# Task statement:
In the material below, identify each line bearing the word "glycine". Reproduce those lines.

# Record set:
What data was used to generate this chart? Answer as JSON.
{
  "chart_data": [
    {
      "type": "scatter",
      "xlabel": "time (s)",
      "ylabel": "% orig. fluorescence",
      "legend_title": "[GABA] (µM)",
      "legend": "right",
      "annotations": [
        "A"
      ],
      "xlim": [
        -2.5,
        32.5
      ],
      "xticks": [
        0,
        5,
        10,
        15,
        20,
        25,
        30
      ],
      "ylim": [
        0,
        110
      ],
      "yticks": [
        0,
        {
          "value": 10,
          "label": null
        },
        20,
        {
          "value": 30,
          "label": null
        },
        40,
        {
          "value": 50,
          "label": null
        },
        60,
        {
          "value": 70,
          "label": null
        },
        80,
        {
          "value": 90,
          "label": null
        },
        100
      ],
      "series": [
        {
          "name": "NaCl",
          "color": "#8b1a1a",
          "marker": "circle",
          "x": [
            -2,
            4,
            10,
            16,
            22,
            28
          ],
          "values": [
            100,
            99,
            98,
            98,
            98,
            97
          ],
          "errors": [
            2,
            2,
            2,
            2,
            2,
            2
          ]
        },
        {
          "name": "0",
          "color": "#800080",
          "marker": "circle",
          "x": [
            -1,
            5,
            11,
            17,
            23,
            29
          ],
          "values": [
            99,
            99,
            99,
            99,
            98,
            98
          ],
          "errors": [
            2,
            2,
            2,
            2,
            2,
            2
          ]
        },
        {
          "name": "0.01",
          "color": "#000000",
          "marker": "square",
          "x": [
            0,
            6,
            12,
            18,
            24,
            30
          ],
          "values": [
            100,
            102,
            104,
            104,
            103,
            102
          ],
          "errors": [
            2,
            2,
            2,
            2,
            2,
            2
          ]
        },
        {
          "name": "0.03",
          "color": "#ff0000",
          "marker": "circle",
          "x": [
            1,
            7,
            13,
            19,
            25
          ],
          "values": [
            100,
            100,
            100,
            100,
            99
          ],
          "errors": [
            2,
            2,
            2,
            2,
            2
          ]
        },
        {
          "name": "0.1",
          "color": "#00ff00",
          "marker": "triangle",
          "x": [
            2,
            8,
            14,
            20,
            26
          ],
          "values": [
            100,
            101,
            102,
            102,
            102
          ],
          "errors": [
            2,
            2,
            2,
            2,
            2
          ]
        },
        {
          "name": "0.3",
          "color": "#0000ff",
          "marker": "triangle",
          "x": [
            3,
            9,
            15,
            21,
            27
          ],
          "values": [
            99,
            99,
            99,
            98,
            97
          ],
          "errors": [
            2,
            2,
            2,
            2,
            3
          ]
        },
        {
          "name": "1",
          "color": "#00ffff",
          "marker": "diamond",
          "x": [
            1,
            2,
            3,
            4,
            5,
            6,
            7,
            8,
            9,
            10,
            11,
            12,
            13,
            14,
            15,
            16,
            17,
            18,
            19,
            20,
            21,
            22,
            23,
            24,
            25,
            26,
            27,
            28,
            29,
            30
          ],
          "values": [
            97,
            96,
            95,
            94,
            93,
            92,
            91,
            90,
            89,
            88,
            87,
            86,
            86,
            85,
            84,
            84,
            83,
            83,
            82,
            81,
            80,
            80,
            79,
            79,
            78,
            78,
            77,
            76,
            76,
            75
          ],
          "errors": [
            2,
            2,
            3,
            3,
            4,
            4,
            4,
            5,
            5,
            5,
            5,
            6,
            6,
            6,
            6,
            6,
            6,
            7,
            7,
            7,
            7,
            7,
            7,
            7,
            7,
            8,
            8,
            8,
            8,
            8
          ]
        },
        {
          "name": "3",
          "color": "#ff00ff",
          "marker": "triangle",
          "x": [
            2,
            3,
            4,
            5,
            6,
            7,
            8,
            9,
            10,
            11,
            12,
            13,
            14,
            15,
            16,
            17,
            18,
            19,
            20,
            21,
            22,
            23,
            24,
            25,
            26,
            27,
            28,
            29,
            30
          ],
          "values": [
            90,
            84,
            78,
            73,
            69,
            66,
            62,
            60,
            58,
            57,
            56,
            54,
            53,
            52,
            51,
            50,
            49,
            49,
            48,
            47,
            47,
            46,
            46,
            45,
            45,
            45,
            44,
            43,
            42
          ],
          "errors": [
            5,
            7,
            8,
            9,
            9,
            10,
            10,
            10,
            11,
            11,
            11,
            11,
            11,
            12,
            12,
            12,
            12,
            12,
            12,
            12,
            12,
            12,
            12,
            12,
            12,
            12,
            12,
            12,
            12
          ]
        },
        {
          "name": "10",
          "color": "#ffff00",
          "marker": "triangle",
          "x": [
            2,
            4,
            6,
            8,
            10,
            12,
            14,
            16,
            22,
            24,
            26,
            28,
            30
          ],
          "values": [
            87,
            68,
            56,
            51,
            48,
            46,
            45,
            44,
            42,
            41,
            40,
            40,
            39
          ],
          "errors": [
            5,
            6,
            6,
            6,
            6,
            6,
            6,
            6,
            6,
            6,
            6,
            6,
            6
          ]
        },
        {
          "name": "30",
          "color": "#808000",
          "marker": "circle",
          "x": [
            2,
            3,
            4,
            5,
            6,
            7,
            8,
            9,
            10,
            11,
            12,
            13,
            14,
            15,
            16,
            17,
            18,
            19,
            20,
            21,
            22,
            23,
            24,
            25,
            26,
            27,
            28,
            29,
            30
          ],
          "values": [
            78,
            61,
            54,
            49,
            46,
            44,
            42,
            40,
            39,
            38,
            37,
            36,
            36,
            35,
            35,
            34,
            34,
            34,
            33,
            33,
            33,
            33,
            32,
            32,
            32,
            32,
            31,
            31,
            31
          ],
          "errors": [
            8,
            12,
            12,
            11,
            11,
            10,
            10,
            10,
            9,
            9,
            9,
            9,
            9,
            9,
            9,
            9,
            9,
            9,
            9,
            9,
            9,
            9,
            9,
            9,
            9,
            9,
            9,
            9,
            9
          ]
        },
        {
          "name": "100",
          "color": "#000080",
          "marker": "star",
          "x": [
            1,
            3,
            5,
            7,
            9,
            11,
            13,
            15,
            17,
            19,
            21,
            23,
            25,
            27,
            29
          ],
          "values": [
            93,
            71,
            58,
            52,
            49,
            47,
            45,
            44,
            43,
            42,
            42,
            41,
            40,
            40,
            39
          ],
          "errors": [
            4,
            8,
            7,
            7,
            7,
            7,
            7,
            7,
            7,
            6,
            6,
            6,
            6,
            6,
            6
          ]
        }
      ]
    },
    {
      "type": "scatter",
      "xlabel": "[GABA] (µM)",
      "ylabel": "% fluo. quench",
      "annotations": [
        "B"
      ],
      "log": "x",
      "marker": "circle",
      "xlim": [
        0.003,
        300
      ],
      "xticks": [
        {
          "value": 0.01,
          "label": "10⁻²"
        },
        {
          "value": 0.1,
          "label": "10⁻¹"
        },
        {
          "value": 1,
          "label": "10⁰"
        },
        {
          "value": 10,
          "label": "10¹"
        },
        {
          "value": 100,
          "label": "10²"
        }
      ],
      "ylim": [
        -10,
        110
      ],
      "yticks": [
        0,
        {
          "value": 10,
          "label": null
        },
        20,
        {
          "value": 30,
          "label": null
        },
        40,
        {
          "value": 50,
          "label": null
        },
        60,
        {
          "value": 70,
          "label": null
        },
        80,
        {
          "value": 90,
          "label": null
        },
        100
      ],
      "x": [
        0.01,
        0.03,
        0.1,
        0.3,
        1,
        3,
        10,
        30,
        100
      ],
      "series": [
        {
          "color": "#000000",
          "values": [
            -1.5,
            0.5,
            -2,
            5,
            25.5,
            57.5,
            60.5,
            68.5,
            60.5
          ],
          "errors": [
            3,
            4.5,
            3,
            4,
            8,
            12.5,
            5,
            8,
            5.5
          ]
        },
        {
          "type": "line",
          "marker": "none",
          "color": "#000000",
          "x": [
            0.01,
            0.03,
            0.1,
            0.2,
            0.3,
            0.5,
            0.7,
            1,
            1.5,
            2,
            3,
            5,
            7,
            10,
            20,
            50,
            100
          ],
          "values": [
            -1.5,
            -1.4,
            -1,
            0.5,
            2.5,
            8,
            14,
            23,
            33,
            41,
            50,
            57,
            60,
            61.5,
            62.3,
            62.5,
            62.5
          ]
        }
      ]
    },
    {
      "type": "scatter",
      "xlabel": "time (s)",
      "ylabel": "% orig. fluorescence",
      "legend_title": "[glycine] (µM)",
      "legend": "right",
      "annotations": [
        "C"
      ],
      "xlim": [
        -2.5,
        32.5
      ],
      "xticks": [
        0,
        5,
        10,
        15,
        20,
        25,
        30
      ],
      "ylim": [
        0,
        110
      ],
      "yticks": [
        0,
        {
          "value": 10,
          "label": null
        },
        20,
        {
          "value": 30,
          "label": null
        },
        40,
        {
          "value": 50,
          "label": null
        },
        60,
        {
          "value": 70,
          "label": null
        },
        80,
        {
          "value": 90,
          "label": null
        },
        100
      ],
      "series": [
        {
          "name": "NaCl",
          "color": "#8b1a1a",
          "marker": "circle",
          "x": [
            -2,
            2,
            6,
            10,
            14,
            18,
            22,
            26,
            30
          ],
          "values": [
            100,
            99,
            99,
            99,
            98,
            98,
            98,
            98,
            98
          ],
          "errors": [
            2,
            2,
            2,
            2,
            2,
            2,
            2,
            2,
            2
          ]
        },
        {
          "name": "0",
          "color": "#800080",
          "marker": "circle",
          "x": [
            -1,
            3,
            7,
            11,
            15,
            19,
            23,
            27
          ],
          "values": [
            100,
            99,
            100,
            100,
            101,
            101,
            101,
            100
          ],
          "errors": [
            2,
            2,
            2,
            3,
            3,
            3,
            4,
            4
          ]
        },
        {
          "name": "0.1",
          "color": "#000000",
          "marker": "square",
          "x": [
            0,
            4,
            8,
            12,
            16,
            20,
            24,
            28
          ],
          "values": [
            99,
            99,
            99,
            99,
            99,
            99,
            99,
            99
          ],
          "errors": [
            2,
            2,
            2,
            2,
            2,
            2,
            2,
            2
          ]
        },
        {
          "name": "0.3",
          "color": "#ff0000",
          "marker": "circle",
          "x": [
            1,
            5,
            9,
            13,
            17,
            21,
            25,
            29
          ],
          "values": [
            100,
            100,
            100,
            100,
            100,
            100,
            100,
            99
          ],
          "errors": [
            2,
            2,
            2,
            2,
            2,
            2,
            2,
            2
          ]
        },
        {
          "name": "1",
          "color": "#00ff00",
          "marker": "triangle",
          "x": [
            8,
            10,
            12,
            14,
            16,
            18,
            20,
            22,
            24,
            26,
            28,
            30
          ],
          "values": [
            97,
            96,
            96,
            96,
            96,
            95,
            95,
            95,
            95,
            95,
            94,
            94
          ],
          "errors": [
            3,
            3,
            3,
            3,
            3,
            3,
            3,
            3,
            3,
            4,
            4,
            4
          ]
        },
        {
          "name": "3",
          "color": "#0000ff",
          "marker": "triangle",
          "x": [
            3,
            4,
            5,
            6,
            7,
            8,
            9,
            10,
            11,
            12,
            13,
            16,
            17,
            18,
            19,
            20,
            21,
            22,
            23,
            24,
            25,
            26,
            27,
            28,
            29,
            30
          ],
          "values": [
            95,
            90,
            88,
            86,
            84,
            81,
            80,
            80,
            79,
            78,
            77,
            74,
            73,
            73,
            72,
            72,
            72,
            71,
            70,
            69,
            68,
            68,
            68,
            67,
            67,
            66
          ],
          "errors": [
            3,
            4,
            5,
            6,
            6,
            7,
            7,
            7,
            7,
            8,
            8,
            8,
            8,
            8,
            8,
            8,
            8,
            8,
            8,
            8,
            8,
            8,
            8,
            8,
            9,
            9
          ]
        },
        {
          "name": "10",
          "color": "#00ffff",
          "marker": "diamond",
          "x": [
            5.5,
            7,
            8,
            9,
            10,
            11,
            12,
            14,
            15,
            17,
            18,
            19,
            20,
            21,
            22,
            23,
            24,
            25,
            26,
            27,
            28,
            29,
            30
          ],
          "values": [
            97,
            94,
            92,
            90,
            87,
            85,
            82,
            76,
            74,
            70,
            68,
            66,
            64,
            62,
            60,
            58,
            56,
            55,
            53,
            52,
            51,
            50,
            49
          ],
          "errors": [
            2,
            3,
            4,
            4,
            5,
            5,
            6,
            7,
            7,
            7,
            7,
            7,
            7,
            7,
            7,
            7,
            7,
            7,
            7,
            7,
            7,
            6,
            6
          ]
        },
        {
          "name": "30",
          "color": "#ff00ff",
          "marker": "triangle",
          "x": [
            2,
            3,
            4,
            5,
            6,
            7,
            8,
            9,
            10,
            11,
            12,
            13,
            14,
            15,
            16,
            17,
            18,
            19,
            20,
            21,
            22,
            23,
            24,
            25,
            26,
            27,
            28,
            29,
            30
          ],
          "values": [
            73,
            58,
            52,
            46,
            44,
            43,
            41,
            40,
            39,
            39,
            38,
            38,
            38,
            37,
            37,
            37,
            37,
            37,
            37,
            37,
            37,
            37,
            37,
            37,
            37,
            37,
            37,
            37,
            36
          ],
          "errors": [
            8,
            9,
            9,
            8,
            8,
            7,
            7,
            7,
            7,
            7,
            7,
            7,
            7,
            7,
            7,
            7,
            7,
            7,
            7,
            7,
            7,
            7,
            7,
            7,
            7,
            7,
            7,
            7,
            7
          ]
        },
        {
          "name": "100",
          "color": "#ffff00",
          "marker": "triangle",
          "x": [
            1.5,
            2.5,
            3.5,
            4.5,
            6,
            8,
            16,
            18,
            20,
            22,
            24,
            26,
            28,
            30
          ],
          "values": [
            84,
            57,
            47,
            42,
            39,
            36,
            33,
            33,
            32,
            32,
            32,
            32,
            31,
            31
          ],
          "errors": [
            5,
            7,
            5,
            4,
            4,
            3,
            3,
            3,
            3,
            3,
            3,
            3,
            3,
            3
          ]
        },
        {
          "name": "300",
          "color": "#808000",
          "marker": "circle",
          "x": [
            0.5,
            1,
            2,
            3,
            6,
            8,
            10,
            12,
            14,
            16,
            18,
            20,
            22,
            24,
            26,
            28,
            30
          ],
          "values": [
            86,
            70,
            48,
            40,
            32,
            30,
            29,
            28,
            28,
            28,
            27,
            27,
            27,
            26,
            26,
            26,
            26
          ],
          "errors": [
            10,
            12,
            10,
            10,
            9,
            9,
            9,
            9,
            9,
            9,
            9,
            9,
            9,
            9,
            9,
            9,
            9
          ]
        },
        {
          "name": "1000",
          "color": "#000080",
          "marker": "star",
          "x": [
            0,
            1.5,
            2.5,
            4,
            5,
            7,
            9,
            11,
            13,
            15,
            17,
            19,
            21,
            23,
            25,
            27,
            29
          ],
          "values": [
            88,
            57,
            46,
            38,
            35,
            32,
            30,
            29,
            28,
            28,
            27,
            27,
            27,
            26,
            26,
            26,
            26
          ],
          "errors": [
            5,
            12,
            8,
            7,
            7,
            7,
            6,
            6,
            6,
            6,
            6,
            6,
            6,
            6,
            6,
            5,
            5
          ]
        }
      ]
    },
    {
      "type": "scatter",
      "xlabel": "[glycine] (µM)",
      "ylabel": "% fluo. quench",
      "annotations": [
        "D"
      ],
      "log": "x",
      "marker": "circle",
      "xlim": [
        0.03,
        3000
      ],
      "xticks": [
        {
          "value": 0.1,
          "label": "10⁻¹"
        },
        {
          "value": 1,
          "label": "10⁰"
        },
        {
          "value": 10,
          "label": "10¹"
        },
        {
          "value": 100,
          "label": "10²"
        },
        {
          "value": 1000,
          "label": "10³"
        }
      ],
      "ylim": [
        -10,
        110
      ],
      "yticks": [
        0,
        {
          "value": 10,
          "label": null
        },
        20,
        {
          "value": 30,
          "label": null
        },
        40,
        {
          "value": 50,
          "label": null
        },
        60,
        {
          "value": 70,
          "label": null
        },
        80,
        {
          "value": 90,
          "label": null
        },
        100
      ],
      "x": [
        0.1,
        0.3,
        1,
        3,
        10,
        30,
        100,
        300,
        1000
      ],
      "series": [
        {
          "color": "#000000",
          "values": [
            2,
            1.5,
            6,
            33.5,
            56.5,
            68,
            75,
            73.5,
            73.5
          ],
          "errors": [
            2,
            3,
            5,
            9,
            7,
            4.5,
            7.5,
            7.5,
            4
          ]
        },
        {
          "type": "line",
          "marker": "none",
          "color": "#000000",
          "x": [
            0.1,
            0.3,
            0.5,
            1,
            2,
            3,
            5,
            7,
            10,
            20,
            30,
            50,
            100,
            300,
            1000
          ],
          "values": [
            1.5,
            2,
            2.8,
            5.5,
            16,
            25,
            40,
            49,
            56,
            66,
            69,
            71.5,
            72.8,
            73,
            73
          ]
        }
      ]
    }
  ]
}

# Task result:
      "legend_title": "[glycine] (µM)",
      "xlabel": "[glycine] (µM)",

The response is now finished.